LISTING:
####################

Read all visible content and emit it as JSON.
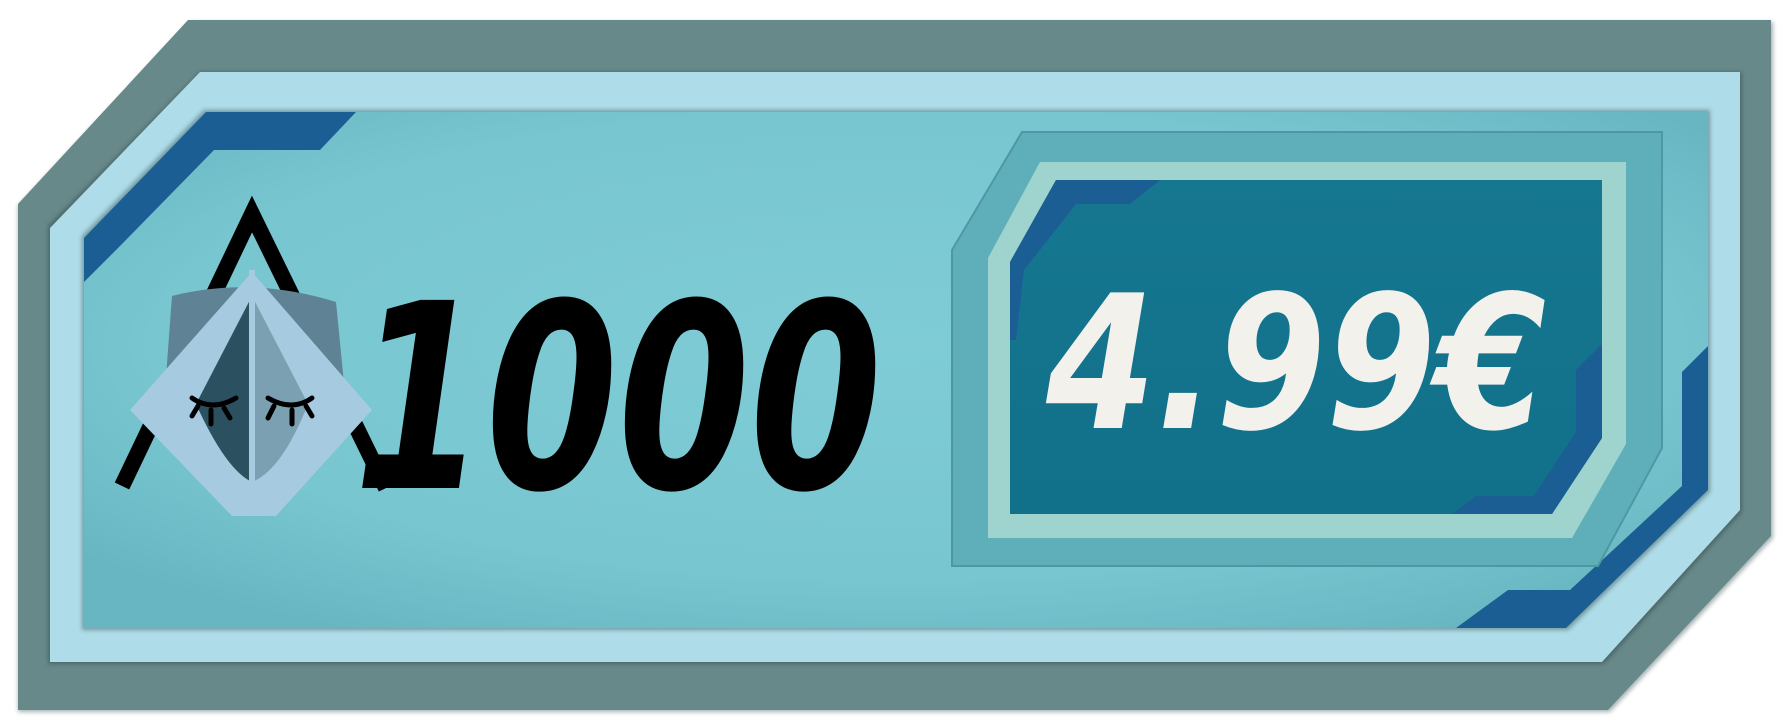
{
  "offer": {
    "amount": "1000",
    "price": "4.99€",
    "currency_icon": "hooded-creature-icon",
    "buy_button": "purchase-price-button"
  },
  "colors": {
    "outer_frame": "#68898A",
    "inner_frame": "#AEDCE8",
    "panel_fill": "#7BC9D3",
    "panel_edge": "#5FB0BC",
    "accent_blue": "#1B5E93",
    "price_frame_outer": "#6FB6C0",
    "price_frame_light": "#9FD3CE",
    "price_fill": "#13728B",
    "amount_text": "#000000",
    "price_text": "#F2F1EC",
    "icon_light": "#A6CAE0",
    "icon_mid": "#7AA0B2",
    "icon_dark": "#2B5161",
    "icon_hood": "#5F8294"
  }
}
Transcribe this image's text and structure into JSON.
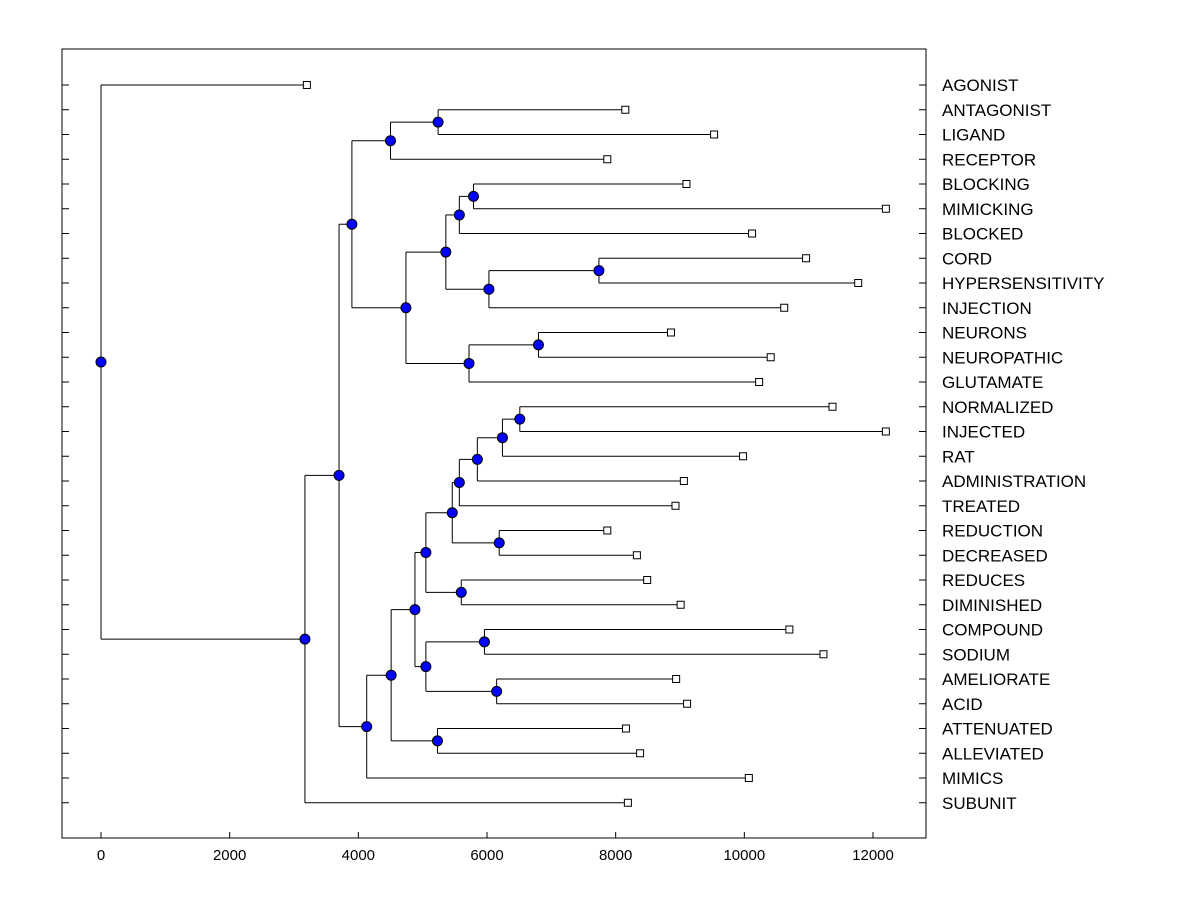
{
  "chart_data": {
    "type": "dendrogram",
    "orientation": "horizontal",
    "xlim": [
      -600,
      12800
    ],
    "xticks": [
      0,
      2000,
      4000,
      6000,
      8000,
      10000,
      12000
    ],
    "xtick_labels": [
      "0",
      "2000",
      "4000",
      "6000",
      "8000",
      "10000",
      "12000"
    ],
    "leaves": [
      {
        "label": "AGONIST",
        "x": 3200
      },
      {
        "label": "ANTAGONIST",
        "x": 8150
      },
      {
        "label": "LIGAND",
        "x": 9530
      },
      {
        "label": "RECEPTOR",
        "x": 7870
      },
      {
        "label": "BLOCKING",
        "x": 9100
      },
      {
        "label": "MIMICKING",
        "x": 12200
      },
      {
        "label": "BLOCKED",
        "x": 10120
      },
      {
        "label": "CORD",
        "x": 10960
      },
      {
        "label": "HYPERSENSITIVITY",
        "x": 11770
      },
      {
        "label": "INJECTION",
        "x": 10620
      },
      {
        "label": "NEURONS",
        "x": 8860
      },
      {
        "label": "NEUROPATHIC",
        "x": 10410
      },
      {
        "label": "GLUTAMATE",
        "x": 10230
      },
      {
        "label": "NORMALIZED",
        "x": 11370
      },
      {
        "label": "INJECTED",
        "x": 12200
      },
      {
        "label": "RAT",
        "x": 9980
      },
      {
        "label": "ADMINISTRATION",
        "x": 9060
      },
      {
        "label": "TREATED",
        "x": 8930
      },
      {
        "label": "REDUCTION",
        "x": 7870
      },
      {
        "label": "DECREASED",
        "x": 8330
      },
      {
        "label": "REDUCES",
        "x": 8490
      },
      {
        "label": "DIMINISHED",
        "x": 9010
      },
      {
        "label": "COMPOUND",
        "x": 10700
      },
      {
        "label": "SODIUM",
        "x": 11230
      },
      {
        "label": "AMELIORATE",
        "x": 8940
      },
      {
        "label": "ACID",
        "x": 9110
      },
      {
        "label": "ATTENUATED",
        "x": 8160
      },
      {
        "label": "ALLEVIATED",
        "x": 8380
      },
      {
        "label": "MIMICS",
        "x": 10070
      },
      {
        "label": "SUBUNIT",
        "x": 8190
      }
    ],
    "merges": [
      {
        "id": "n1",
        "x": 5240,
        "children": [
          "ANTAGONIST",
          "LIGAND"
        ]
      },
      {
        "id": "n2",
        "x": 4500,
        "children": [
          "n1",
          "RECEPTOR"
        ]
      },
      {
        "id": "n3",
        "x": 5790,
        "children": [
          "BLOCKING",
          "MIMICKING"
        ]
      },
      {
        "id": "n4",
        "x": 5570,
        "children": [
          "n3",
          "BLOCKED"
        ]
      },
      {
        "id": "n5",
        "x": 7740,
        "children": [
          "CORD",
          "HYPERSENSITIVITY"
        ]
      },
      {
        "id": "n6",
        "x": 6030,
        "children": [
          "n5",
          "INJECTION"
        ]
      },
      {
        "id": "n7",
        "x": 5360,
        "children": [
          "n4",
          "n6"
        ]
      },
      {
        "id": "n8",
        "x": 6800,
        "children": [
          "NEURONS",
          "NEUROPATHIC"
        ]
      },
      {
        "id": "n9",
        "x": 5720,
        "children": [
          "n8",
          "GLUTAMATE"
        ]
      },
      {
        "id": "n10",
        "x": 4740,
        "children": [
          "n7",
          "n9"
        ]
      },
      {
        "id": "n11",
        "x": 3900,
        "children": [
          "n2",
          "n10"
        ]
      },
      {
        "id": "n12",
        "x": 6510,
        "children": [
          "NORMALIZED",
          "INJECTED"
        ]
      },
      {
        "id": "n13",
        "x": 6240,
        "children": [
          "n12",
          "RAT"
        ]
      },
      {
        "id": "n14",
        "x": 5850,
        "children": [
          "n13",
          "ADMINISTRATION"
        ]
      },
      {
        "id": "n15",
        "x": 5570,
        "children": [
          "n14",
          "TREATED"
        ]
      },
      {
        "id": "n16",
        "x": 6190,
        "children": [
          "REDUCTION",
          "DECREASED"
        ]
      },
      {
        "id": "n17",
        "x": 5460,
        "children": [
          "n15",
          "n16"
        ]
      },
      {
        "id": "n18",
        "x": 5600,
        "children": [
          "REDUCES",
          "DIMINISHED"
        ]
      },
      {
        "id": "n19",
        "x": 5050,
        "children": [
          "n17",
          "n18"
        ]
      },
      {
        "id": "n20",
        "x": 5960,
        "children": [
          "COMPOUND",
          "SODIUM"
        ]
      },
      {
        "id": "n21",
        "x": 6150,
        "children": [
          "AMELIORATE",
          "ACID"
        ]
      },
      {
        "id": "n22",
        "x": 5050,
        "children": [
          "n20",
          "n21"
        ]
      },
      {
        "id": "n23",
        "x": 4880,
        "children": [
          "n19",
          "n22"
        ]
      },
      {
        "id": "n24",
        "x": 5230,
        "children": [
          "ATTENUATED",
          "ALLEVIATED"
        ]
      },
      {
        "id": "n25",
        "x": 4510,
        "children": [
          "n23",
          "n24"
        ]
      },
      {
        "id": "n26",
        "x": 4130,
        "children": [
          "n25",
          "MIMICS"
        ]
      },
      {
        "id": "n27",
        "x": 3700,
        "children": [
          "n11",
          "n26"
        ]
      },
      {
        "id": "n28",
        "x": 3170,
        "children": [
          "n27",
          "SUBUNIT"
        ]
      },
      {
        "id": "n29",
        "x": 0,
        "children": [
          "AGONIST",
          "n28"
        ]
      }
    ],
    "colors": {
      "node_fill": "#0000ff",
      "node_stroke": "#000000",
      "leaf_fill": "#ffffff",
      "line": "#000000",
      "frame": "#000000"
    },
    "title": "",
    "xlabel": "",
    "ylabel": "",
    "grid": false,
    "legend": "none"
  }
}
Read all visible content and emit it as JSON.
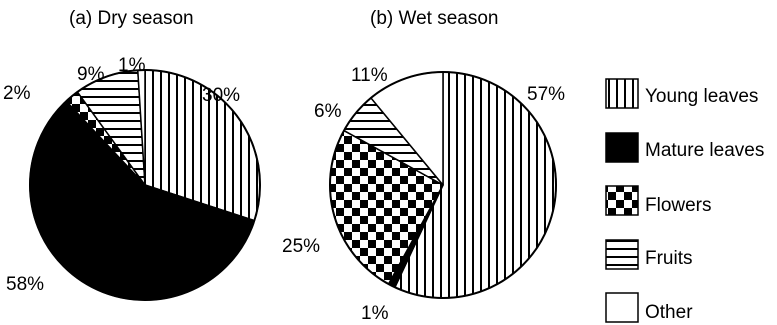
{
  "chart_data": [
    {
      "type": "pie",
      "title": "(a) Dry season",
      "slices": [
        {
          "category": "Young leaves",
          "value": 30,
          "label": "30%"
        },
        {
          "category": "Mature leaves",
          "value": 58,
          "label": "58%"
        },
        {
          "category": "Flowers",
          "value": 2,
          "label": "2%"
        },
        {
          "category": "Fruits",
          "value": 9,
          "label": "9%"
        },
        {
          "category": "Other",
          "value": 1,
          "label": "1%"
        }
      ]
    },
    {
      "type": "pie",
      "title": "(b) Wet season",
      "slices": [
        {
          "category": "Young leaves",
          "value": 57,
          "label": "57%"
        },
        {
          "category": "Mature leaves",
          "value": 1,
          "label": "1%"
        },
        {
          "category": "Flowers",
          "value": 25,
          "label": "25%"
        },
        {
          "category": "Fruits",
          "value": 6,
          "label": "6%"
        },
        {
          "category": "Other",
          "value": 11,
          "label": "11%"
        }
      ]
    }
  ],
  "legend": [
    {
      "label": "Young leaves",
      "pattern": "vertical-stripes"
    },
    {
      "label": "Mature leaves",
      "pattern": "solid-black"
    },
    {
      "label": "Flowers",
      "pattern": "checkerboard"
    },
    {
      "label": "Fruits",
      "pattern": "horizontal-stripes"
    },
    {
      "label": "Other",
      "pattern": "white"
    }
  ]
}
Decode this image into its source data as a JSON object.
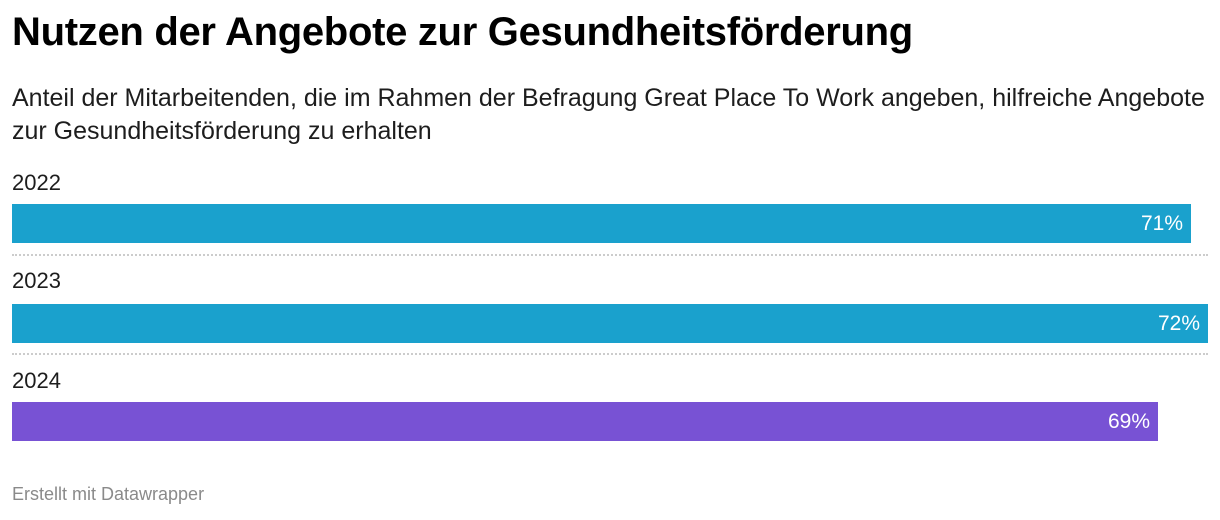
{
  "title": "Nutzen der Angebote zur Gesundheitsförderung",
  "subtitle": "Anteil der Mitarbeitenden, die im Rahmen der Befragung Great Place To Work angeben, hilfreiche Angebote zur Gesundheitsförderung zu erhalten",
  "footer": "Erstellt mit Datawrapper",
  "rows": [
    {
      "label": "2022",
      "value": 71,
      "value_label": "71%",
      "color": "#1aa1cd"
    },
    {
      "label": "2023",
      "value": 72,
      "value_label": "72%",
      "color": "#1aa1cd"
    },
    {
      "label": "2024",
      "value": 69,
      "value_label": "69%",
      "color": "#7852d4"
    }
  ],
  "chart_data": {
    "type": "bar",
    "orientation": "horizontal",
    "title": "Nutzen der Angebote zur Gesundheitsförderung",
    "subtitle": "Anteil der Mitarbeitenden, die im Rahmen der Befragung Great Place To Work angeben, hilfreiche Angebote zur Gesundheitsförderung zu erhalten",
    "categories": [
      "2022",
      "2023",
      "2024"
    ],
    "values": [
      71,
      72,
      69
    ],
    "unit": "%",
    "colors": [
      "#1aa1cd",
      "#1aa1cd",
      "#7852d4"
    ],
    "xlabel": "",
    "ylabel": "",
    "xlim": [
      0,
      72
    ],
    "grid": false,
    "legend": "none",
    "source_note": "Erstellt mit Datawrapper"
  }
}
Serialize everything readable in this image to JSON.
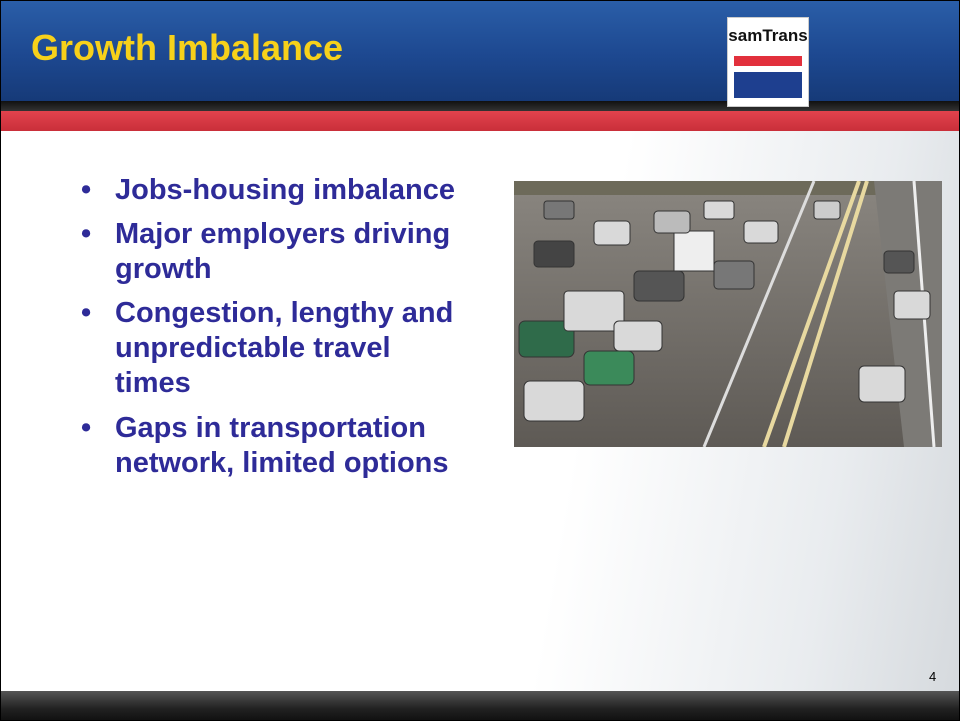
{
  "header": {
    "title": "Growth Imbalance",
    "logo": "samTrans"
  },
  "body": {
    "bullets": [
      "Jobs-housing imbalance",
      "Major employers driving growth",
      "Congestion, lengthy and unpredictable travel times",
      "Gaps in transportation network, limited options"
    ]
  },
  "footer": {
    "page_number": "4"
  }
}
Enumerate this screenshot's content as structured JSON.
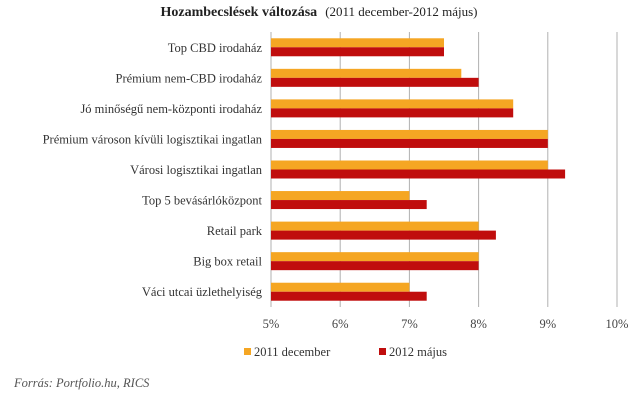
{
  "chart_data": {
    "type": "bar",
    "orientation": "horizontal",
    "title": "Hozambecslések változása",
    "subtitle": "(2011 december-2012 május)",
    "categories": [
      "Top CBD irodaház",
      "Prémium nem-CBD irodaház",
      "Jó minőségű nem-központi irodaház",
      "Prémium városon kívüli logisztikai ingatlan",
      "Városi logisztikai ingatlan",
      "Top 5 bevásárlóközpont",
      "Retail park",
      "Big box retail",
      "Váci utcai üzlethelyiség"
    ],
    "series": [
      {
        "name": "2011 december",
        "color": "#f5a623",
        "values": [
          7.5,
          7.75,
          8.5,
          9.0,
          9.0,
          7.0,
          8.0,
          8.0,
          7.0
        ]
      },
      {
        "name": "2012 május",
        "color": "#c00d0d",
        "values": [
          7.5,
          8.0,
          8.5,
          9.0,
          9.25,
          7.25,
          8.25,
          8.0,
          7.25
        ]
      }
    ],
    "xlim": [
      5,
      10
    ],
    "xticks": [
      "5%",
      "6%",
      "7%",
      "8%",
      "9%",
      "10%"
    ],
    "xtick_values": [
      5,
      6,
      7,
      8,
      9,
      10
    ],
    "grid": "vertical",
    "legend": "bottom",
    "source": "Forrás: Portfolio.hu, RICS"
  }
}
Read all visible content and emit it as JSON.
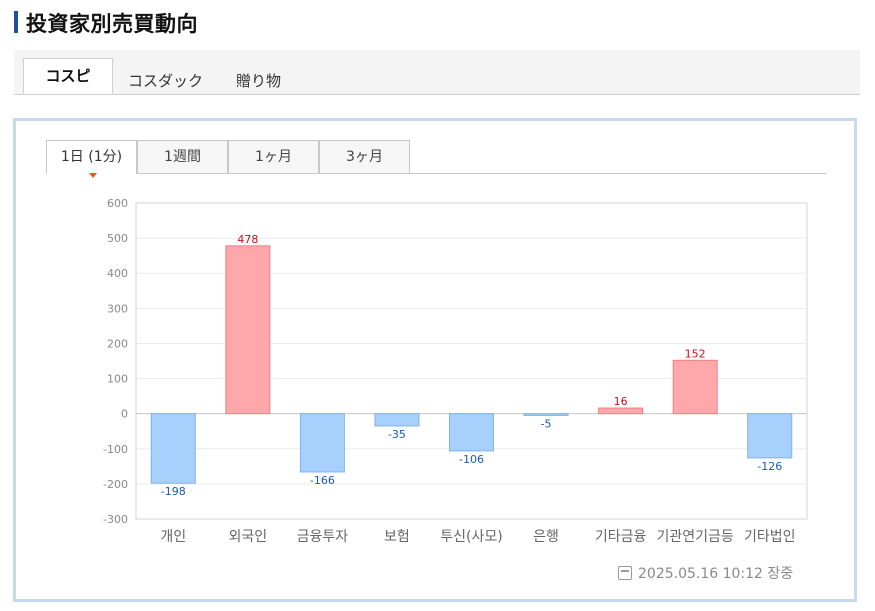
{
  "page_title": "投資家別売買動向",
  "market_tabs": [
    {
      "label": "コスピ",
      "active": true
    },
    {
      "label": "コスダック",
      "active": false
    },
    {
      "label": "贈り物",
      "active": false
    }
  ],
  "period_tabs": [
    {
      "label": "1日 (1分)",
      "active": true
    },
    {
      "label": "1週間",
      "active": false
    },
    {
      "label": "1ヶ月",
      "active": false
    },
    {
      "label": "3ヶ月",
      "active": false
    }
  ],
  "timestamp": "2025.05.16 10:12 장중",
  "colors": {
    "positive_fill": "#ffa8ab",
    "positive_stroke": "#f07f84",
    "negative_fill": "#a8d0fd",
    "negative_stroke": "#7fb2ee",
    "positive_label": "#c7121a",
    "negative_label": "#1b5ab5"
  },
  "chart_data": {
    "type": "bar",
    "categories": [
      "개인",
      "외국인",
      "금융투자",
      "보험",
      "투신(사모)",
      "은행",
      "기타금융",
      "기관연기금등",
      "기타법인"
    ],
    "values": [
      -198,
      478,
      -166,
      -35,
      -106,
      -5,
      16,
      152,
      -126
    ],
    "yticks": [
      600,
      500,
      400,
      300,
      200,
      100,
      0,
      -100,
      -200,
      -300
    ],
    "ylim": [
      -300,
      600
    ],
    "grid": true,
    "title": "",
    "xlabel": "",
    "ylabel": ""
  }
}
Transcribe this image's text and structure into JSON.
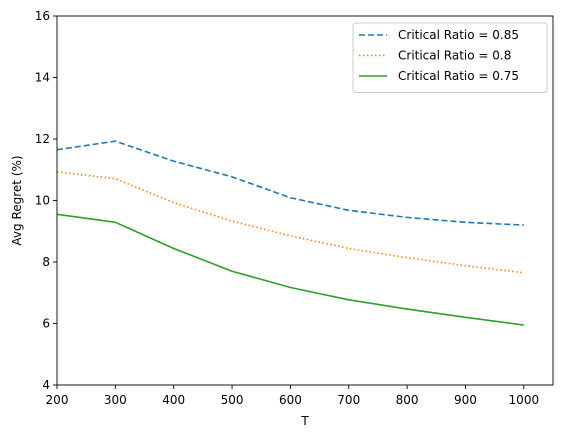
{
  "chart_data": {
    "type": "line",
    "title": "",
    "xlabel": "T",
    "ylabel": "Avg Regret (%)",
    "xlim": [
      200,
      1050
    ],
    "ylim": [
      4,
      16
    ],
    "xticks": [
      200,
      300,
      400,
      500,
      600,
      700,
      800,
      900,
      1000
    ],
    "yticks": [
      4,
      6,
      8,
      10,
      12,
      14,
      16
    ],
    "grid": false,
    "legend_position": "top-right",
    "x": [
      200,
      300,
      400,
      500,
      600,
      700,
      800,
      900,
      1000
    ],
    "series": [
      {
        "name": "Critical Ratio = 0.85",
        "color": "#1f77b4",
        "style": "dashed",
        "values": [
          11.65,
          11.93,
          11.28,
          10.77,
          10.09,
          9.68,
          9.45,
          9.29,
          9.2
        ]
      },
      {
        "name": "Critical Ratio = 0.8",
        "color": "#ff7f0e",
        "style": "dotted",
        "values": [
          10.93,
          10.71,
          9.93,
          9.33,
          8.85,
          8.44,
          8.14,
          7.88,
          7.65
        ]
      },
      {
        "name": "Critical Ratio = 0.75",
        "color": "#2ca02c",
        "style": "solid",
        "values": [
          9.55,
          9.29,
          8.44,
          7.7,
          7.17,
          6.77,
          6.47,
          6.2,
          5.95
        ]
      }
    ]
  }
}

####################

GIVEN EXERCISE:
Make a copy of each line that contains the string "style".

ANSWER TO THIS PROBLEM:
        "style": "dashed",
        "style": "dotted",
        "style": "solid",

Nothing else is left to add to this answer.